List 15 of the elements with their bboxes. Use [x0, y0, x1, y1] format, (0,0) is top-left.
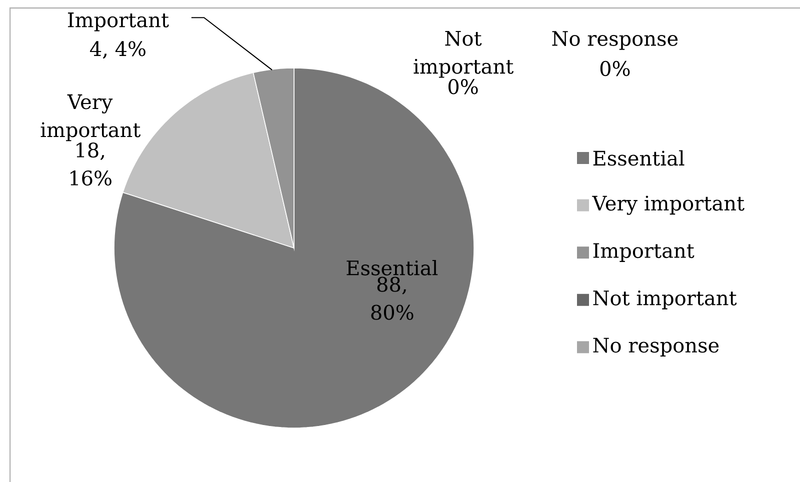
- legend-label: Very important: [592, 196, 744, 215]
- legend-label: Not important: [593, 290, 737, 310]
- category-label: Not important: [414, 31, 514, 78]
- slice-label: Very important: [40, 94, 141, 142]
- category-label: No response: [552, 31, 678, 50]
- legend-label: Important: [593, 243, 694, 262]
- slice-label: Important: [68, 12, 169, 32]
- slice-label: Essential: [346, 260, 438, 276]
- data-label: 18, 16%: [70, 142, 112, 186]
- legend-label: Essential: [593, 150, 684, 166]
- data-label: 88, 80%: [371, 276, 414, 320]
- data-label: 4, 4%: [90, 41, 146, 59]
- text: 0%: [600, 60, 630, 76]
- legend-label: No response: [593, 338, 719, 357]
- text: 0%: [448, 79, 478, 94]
□ □ □ □
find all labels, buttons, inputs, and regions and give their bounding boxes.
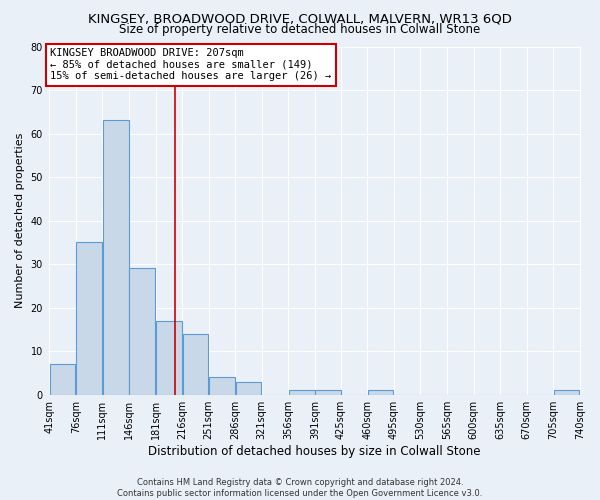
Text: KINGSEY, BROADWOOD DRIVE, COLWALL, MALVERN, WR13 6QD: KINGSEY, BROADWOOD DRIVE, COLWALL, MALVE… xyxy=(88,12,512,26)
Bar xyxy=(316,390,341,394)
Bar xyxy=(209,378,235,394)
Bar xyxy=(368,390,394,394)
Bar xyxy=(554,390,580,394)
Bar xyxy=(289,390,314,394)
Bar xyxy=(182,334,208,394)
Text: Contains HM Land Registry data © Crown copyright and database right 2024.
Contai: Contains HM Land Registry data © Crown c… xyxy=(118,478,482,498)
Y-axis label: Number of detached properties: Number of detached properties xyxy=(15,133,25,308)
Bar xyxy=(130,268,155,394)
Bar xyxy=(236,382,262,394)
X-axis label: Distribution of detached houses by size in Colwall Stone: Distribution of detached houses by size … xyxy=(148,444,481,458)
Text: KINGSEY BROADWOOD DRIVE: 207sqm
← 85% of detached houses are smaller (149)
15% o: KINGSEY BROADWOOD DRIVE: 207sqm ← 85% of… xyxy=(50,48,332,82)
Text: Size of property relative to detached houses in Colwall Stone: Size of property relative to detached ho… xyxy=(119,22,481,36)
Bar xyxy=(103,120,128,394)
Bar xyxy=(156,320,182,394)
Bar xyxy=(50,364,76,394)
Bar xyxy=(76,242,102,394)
□ □ □ □
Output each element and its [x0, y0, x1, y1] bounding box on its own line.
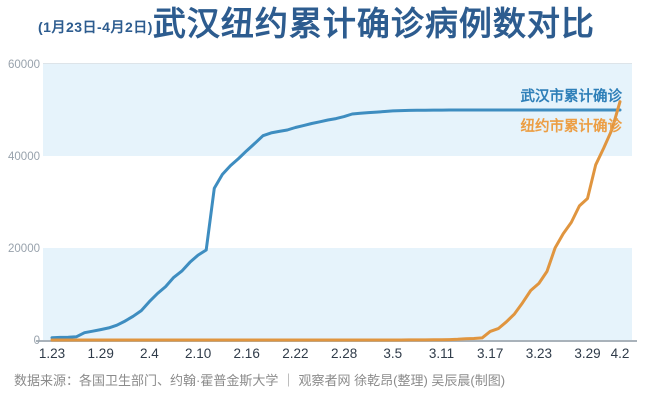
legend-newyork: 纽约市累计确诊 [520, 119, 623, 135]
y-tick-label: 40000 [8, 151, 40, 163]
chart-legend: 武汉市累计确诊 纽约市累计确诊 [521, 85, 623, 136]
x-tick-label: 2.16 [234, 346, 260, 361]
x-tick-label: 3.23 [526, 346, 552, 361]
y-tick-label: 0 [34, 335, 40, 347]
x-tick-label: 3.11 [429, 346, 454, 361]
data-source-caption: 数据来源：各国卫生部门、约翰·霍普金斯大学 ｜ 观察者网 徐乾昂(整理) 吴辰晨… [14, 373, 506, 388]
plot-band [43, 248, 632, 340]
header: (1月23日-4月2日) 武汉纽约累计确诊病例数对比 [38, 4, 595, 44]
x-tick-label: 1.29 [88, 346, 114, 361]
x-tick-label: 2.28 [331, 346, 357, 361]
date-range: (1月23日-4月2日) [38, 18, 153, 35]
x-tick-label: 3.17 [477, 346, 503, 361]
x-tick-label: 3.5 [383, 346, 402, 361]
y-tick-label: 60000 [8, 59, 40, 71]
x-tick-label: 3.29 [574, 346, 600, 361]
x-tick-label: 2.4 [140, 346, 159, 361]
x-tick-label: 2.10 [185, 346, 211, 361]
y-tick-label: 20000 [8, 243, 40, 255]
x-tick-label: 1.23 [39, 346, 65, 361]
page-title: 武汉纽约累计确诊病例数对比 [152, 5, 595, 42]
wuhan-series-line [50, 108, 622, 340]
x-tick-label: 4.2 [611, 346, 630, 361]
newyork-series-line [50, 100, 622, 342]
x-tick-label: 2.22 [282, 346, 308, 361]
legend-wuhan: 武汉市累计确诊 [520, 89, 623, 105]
□ □ □ □
Print the data again without changes, starting at the line that contains "Output each element" and stopping after the line that contains "x-tick-label: 2.28 [331, 346, 357, 361]", with the picture left out.

### The result
Output each element and its [x0, y0, x1, y1] bounding box on its own line.
legend-newyork: 纽约市累计确诊 [520, 119, 623, 135]
y-tick-label: 40000 [8, 151, 40, 163]
chart-legend: 武汉市累计确诊 纽约市累计确诊 [521, 85, 623, 136]
x-tick-label: 2.16 [234, 346, 260, 361]
x-tick-label: 3.23 [526, 346, 552, 361]
y-tick-label: 0 [34, 335, 40, 347]
x-tick-label: 3.11 [429, 346, 454, 361]
data-source-caption: 数据来源：各国卫生部门、约翰·霍普金斯大学 ｜ 观察者网 徐乾昂(整理) 吴辰晨… [14, 373, 506, 388]
plot-band [43, 248, 632, 340]
header: (1月23日-4月2日) 武汉纽约累计确诊病例数对比 [38, 4, 595, 44]
x-tick-label: 1.29 [88, 346, 114, 361]
x-tick-label: 2.28 [331, 346, 357, 361]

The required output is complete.